> **Directive**:
Your job is to restate each entry word for word.

[Records from a data source]

____________________

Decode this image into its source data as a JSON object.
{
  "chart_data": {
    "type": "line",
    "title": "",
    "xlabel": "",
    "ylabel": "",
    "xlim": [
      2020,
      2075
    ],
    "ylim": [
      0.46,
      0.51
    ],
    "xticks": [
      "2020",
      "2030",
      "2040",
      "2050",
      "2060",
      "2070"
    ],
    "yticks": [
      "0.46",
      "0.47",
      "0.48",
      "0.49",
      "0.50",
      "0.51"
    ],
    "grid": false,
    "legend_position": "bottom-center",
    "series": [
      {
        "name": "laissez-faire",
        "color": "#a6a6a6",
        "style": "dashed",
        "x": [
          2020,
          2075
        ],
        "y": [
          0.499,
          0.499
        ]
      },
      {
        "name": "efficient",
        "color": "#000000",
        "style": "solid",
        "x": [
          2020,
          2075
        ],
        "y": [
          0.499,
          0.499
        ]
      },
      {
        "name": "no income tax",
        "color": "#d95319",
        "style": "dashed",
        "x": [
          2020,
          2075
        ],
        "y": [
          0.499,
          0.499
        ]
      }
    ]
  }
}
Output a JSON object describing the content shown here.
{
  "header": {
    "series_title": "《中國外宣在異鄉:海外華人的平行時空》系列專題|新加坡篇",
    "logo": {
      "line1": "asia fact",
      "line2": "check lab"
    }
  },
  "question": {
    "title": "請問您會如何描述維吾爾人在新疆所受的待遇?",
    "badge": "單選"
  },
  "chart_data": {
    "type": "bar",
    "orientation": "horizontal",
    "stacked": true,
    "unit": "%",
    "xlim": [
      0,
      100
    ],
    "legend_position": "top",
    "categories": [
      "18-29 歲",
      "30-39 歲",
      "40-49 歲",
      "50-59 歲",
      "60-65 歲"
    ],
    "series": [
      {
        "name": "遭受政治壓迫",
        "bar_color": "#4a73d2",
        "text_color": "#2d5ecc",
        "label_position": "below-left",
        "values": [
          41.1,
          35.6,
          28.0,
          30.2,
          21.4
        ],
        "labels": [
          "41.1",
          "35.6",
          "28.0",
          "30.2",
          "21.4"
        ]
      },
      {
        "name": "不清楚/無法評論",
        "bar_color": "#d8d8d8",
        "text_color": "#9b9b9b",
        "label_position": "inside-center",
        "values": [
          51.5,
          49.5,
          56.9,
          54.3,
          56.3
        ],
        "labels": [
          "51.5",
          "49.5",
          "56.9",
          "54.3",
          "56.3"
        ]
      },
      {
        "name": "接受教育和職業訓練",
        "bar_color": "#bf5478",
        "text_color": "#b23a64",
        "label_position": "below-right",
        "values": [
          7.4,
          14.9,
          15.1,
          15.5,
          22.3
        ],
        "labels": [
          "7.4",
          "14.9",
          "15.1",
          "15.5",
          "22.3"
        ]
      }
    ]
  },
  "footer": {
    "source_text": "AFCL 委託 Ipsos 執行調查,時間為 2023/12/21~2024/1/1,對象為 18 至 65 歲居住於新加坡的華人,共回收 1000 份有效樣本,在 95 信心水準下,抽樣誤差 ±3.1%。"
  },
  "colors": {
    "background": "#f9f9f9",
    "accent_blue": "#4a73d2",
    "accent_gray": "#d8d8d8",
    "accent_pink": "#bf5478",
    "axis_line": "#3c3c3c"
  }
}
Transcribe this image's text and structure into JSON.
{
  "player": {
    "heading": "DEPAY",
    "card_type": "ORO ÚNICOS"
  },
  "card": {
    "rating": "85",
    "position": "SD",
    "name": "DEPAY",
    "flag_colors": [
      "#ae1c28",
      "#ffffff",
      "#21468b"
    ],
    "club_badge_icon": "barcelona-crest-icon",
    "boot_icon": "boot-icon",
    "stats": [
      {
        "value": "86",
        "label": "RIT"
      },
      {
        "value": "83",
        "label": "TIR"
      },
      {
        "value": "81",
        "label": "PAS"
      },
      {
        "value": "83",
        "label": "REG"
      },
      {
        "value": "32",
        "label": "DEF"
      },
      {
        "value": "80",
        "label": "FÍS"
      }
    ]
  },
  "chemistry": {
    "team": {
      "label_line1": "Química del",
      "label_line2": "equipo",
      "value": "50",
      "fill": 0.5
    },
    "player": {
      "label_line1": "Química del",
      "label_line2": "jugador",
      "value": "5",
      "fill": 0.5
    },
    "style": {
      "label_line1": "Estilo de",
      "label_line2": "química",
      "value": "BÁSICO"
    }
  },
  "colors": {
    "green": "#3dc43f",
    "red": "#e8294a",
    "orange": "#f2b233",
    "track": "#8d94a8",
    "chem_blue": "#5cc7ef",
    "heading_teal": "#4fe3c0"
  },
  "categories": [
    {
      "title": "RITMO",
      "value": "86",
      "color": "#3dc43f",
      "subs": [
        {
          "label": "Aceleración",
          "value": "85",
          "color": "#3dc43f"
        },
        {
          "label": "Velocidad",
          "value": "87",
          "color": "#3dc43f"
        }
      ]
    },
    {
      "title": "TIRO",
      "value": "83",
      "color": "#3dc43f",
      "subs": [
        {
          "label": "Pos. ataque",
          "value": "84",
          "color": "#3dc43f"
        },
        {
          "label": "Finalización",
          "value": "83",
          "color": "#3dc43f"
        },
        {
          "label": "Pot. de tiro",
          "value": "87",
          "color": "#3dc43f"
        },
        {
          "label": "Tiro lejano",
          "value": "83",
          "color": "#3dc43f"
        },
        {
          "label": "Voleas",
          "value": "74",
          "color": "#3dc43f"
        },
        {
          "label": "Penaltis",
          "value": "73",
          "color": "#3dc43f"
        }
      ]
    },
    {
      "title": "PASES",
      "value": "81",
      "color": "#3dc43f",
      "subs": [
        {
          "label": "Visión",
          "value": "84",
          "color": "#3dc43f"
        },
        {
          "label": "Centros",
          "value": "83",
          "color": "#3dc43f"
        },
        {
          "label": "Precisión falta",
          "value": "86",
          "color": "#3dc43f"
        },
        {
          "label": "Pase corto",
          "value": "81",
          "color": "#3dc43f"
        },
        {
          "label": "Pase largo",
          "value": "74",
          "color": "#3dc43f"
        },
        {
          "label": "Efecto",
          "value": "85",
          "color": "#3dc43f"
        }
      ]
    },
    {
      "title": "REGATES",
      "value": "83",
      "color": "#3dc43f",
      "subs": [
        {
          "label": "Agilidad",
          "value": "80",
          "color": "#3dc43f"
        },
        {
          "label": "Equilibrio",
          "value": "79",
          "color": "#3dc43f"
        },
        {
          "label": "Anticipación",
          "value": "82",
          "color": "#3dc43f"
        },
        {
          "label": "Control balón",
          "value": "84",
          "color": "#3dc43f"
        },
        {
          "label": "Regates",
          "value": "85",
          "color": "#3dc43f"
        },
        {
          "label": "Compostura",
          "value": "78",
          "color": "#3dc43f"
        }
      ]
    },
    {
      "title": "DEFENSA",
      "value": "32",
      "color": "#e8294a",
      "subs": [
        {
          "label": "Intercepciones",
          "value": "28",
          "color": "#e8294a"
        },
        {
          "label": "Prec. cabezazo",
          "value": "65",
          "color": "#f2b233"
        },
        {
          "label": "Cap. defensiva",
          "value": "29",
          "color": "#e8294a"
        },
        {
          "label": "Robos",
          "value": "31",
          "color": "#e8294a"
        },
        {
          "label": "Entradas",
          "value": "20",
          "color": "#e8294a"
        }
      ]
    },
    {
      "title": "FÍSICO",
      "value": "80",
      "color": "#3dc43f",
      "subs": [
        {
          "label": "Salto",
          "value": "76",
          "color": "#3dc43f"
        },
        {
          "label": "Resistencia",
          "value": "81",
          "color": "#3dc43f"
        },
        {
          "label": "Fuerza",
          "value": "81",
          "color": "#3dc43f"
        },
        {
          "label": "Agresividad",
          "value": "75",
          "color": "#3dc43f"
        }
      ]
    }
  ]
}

____________________

> **In response**:
Decode this image into its source data as a JSON object.
{
  "chart_data": {
    "type": "line",
    "title": "",
    "xlabel": "",
    "ylabel": "",
    "xlim": [
      2020,
      2075
    ],
    "ylim": [
      0.46,
      0.51
    ],
    "xticks": [
      "2020",
      "2030",
      "2040",
      "2050",
      "2060",
      "2070"
    ],
    "yticks": [
      "0.46",
      "0.47",
      "0.48",
      "0.49",
      "0.50",
      "0.51"
    ],
    "grid": false,
    "legend_position": "bottom-center",
    "series": [
      {
        "name": "laissez-faire",
        "color": "#a6a6a6",
        "style": "dashed",
        "x": [
          2020,
          2075
        ],
        "y": [
          0.499,
          0.499
        ]
      },
      {
        "name": "efficient",
        "color": "#000000",
        "style": "solid",
        "x": [
          2020,
          2075
        ],
        "y": [
          0.499,
          0.499
        ]
      },
      {
        "name": "no income tax",
        "color": "#d95319",
        "style": "dashed",
        "x": [
          2020,
          2075
        ],
        "y": [
          0.499,
          0.499
        ]
      }
    ]
  }
}
Output a JSON object describing the content shown here.
{
  "header": {
    "series_title": "《中國外宣在異鄉:海外華人的平行時空》系列專題|新加坡篇",
    "logo": {
      "line1": "asia fact",
      "line2": "check lab"
    }
  },
  "question": {
    "title": "請問您會如何描述維吾爾人在新疆所受的待遇?",
    "badge": "單選"
  },
  "chart_data": {
    "type": "bar",
    "orientation": "horizontal",
    "stacked": true,
    "unit": "%",
    "xlim": [
      0,
      100
    ],
    "legend_position": "top",
    "categories": [
      "18-29 歲",
      "30-39 歲",
      "40-49 歲",
      "50-59 歲",
      "60-65 歲"
    ],
    "series": [
      {
        "name": "遭受政治壓迫",
        "bar_color": "#4a73d2",
        "text_color": "#2d5ecc",
        "label_position": "below-left",
        "values": [
          41.1,
          35.6,
          28.0,
          30.2,
          21.4
        ],
        "labels": [
          "41.1",
          "35.6",
          "28.0",
          "30.2",
          "21.4"
        ]
      },
      {
        "name": "不清楚/無法評論",
        "bar_color": "#d8d8d8",
        "text_color": "#9b9b9b",
        "label_position": "inside-center",
        "values": [
          51.5,
          49.5,
          56.9,
          54.3,
          56.3
        ],
        "labels": [
          "51.5",
          "49.5",
          "56.9",
          "54.3",
          "56.3"
        ]
      },
      {
        "name": "接受教育和職業訓練",
        "bar_color": "#bf5478",
        "text_color": "#b23a64",
        "label_position": "below-right",
        "values": [
          7.4,
          14.9,
          15.1,
          15.5,
          22.3
        ],
        "labels": [
          "7.4",
          "14.9",
          "15.1",
          "15.5",
          "22.3"
        ]
      }
    ]
  },
  "footer": {
    "source_text": "AFCL 委託 Ipsos 執行調查,時間為 2023/12/21~2024/1/1,對象為 18 至 65 歲居住於新加坡的華人,共回收 1000 份有效樣本,在 95 信心水準下,抽樣誤差 ±3.1%。"
  },
  "colors": {
    "background": "#f9f9f9",
    "accent_blue": "#4a73d2",
    "accent_gray": "#d8d8d8",
    "accent_pink": "#bf5478",
    "axis_line": "#3c3c3c"
  }
}
Transcribe this image's text and structure into JSON.
{
  "player": {
    "heading": "DEPAY",
    "card_type": "ORO ÚNICOS"
  },
  "card": {
    "rating": "85",
    "position": "SD",
    "name": "DEPAY",
    "flag_colors": [
      "#ae1c28",
      "#ffffff",
      "#21468b"
    ],
    "club_badge_icon": "barcelona-crest-icon",
    "boot_icon": "boot-icon",
    "stats": [
      {
        "value": "86",
        "label": "RIT"
      },
      {
        "value": "83",
        "label": "TIR"
      },
      {
        "value": "81",
        "label": "PAS"
      },
      {
        "value": "83",
        "label": "REG"
      },
      {
        "value": "32",
        "label": "DEF"
      },
      {
        "value": "80",
        "label": "FÍS"
      }
    ]
  },
  "chemistry": {
    "team": {
      "label_line1": "Química del",
      "label_line2": "equipo",
      "value": "50",
      "fill": 0.5
    },
    "player": {
      "label_line1": "Química del",
      "label_line2": "jugador",
      "value": "5",
      "fill": 0.5
    },
    "style": {
      "label_line1": "Estilo de",
      "label_line2": "química",
      "value": "BÁSICO"
    }
  },
  "colors": {
    "green": "#3dc43f",
    "red": "#e8294a",
    "orange": "#f2b233",
    "track": "#8d94a8",
    "chem_blue": "#5cc7ef",
    "heading_teal": "#4fe3c0"
  },
  "categories": [
    {
      "title": "RITMO",
      "value": "86",
      "color": "#3dc43f",
      "subs": [
        {
          "label": "Aceleración",
          "value": "85",
          "color": "#3dc43f"
        },
        {
          "label": "Velocidad",
          "value": "87",
          "color": "#3dc43f"
        }
      ]
    },
    {
      "title": "TIRO",
      "value": "83",
      "color": "#3dc43f",
      "subs": [
        {
          "label": "Pos. ataque",
          "value": "84",
          "color": "#3dc43f"
        },
        {
          "label": "Finalización",
          "value": "83",
          "color": "#3dc43f"
        },
        {
          "label": "Pot. de tiro",
          "value": "87",
          "color": "#3dc43f"
        },
        {
          "label": "Tiro lejano",
          "value": "83",
          "color": "#3dc43f"
        },
        {
          "label": "Voleas",
          "value": "74",
          "color": "#3dc43f"
        },
        {
          "label": "Penaltis",
          "value": "73",
          "color": "#3dc43f"
        }
      ]
    },
    {
      "title": "PASES",
      "value": "81",
      "color": "#3dc43f",
      "subs": [
        {
          "label": "Visión",
          "value": "84",
          "color": "#3dc43f"
        },
        {
          "label": "Centros",
          "value": "83",
          "color": "#3dc43f"
        },
        {
          "label": "Precisión falta",
          "value": "86",
          "color": "#3dc43f"
        },
        {
          "label": "Pase corto",
          "value": "81",
          "color": "#3dc43f"
        },
        {
          "label": "Pase largo",
          "value": "74",
          "color": "#3dc43f"
        },
        {
          "label": "Efecto",
          "value": "85",
          "color": "#3dc43f"
        }
      ]
    },
    {
      "title": "REGATES",
      "value": "83",
      "color": "#3dc43f",
      "subs": [
        {
          "label": "Agilidad",
          "value": "80",
          "color": "#3dc43f"
        },
        {
          "label": "Equilibrio",
          "value": "79",
          "color": "#3dc43f"
        },
        {
          "label": "Anticipación",
          "value": "82",
          "color": "#3dc43f"
        },
        {
          "label": "Control balón",
          "value": "84",
          "color": "#3dc43f"
        },
        {
          "label": "Regates",
          "value": "85",
          "color": "#3dc43f"
        },
        {
          "label": "Compostura",
          "value": "78",
          "color": "#3dc43f"
        }
      ]
    },
    {
      "title": "DEFENSA",
      "value": "32",
      "color": "#e8294a",
      "subs": [
        {
          "label": "Intercepciones",
          "value": "28",
          "color": "#e8294a"
        },
        {
          "label": "Prec. cabezazo",
          "value": "65",
          "color": "#f2b233"
        },
        {
          "label": "Cap. defensiva",
          "value": "29",
          "color": "#e8294a"
        },
        {
          "label": "Robos",
          "value": "31",
          "color": "#e8294a"
        },
        {
          "label": "Entradas",
          "value": "20",
          "color": "#e8294a"
        }
      ]
    },
    {
      "title": "FÍSICO",
      "value": "80",
      "color": "#3dc43f",
      "subs": [
        {
          "label": "Salto",
          "value": "76",
          "color": "#3dc43f"
        },
        {
          "label": "Resistencia",
          "value": "81",
          "color": "#3dc43f"
        },
        {
          "label": "Fuerza",
          "value": "81",
          "color": "#3dc43f"
        },
        {
          "label": "Agresividad",
          "value": "75",
          "color": "#3dc43f"
        }
      ]
    }
  ]
}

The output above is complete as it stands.